═════ INFORMATION PROVIDED
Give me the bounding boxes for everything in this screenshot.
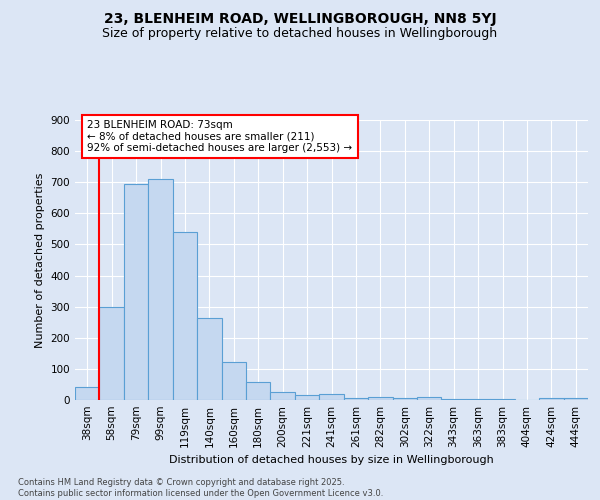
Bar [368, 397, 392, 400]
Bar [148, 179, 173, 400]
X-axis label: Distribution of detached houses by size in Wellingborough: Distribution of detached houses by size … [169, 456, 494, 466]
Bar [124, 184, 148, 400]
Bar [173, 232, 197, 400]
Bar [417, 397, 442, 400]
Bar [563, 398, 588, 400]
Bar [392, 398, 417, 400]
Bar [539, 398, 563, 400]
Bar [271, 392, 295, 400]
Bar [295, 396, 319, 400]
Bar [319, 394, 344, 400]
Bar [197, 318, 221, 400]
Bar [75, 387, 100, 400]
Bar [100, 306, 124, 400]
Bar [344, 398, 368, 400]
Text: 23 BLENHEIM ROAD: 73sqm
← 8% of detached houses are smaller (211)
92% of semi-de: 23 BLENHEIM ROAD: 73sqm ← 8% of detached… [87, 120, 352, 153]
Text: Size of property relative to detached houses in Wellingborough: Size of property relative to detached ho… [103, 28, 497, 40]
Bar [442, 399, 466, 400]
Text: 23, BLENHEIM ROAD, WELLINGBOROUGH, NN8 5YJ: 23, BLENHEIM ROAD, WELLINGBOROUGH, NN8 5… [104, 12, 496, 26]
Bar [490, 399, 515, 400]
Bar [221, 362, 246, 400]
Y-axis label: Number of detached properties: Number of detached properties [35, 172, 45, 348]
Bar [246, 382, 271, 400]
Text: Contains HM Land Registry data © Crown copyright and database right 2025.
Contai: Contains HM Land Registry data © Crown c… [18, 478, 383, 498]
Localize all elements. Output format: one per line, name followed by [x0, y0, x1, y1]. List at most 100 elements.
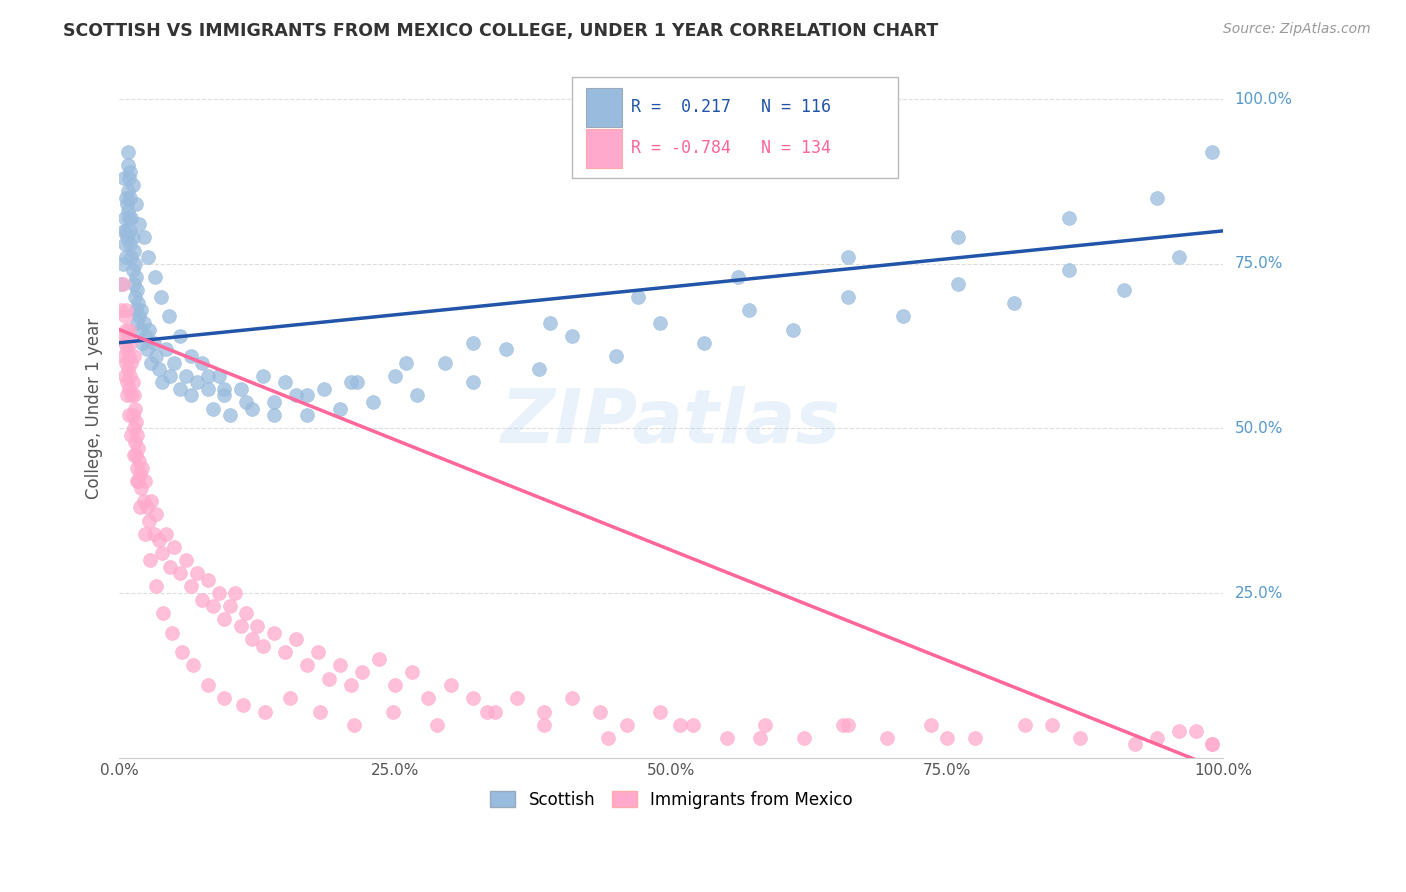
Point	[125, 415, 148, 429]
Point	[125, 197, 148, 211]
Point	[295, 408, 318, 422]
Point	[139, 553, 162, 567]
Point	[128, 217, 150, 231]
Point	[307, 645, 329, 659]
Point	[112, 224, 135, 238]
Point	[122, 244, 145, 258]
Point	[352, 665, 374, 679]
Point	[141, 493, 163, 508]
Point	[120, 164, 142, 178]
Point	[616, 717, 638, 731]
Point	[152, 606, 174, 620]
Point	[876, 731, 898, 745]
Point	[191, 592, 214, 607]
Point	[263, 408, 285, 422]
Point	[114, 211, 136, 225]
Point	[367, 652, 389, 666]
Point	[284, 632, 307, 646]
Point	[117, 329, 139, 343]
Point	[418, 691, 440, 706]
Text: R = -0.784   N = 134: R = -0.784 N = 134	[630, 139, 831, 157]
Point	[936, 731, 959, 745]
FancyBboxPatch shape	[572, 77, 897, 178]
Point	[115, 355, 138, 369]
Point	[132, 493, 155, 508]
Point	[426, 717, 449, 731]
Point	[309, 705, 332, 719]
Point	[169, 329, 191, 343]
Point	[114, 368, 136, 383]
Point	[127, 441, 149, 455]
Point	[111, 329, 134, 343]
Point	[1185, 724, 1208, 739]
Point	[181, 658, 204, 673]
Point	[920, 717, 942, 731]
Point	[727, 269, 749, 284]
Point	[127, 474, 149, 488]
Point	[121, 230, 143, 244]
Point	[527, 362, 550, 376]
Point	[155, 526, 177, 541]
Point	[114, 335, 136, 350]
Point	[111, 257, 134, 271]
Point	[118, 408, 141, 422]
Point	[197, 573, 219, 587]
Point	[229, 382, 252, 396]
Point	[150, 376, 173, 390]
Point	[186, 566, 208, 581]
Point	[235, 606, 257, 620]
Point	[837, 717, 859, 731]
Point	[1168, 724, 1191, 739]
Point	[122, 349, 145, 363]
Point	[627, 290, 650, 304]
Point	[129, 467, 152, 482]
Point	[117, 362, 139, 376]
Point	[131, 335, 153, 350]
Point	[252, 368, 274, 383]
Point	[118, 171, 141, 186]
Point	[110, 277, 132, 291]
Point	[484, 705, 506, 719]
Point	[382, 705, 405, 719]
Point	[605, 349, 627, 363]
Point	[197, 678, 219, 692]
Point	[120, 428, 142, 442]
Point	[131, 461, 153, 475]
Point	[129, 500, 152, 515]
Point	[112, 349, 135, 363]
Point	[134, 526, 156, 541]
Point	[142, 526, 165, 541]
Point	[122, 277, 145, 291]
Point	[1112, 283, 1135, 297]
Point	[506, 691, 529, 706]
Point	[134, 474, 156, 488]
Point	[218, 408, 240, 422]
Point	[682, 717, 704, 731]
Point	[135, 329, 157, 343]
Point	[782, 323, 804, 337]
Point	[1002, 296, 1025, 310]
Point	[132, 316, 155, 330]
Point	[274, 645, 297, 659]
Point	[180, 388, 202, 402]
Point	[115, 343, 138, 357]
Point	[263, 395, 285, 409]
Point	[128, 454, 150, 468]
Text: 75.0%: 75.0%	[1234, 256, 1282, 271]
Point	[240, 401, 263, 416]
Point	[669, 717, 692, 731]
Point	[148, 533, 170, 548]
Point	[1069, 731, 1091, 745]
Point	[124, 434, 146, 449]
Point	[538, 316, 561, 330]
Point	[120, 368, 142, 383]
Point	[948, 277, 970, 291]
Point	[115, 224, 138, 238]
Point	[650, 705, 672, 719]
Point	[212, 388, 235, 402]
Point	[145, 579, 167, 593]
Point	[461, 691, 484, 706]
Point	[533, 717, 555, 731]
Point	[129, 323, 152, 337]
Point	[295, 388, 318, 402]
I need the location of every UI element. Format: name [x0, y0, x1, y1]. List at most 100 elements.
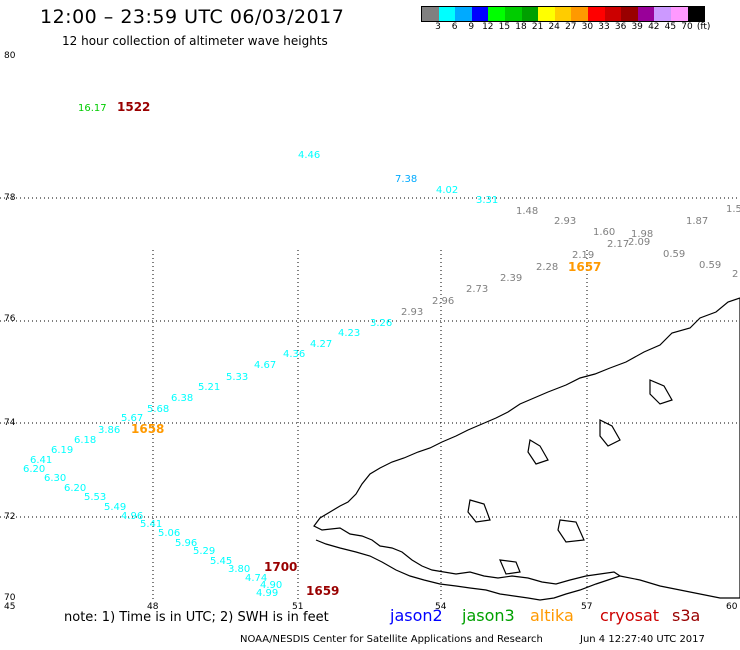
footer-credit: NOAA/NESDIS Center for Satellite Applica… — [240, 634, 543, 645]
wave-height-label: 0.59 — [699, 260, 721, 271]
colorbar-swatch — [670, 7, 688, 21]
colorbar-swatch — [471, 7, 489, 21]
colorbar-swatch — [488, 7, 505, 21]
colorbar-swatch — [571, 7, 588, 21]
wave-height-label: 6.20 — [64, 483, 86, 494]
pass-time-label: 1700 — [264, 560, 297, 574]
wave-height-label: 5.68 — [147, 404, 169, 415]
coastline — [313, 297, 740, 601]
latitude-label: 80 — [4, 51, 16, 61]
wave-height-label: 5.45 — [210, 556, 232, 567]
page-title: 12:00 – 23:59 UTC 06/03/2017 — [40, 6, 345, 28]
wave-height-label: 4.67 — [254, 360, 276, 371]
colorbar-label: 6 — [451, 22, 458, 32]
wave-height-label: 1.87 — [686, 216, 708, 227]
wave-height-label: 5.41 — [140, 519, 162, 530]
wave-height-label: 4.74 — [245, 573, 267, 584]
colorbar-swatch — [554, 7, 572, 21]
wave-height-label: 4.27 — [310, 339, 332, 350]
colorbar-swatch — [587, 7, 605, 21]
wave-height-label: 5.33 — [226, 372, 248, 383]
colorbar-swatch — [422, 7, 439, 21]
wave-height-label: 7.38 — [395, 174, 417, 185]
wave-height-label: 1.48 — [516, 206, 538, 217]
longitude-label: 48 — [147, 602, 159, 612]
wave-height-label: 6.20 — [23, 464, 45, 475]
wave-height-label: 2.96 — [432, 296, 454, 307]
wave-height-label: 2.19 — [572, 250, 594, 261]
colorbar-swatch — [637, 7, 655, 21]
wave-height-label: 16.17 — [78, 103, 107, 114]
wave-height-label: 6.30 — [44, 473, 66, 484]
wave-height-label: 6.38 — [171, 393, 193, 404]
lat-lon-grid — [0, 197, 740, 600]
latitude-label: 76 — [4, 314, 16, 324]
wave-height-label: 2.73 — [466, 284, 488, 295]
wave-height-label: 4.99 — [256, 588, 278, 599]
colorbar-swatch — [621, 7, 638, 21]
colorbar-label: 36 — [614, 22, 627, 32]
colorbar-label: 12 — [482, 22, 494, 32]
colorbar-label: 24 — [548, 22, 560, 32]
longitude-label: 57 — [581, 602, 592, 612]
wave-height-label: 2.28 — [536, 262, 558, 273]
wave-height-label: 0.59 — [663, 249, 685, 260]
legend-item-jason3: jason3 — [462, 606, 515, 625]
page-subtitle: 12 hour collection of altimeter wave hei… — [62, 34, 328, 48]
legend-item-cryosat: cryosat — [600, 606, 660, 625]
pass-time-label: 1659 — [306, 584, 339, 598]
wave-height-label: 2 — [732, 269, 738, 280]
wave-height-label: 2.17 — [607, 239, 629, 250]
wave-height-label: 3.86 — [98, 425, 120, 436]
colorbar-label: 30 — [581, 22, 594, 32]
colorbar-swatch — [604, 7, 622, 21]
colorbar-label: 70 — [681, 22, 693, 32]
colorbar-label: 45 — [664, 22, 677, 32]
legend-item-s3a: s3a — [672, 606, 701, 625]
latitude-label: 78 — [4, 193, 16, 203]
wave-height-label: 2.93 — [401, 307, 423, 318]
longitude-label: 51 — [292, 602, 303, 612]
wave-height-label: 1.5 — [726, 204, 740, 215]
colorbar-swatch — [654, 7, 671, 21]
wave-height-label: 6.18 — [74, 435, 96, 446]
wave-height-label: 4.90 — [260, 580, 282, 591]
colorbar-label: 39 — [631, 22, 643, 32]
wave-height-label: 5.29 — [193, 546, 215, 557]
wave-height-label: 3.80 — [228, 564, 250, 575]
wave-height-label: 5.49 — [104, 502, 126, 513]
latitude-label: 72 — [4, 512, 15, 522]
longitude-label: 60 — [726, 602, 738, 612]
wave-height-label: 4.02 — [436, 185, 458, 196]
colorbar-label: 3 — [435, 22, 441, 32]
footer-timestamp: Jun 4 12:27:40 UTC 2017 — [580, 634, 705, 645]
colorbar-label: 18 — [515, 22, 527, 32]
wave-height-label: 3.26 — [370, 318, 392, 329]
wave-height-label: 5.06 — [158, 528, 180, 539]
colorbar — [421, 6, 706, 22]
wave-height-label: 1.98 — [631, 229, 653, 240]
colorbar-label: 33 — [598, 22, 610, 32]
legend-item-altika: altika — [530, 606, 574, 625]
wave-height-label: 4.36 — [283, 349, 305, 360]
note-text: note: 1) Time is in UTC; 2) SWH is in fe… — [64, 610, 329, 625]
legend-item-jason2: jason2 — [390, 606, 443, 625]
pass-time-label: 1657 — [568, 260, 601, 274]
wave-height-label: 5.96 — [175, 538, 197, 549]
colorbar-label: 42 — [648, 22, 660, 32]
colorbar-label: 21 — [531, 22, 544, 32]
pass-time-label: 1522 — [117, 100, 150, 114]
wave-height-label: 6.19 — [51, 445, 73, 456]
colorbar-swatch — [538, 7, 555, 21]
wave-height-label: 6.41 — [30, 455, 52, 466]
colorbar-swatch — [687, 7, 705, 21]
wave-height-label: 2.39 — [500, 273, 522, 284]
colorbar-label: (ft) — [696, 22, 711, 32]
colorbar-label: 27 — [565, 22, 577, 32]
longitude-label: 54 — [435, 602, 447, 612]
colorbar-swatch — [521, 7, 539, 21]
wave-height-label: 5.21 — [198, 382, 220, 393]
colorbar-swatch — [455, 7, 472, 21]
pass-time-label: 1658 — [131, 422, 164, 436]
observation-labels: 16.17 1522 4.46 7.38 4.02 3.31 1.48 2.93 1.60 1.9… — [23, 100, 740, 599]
══════════
▸ **INSTRUCTION**:
Could you give the lines again, starting at the one containing "footer-credit: NOAA/NESDIS Center" and ending at the one containing "wave-height-label: 1.87 —", with "colorbar-swatch" replaced by "legend-swatch" and nothing else changed?

▸ **RESULT FOR THIS EXERCISE**:
footer-credit: NOAA/NESDIS Center for Satellite Applica… — [240, 634, 543, 645]
wave-height-label: 0.59 — [699, 260, 721, 271]
legend-swatch — [670, 7, 688, 21]
legend-swatch — [471, 7, 489, 21]
legend-swatch — [488, 7, 505, 21]
legend-swatch — [571, 7, 588, 21]
wave-height-label: 6.20 — [64, 483, 86, 494]
pass-time-label: 1700 — [264, 560, 297, 574]
wave-height-label: 5.68 — [147, 404, 169, 415]
coastline — [313, 297, 740, 601]
latitude-label: 80 — [4, 51, 16, 61]
wave-height-label: 5.45 — [210, 556, 232, 567]
page-title: 12:00 – 23:59 UTC 06/03/2017 — [40, 6, 345, 28]
wave-height-label: 4.67 — [254, 360, 276, 371]
colorbar-label: 6 — [451, 22, 458, 32]
wave-height-label: 1.87 — [686, 216, 708, 227]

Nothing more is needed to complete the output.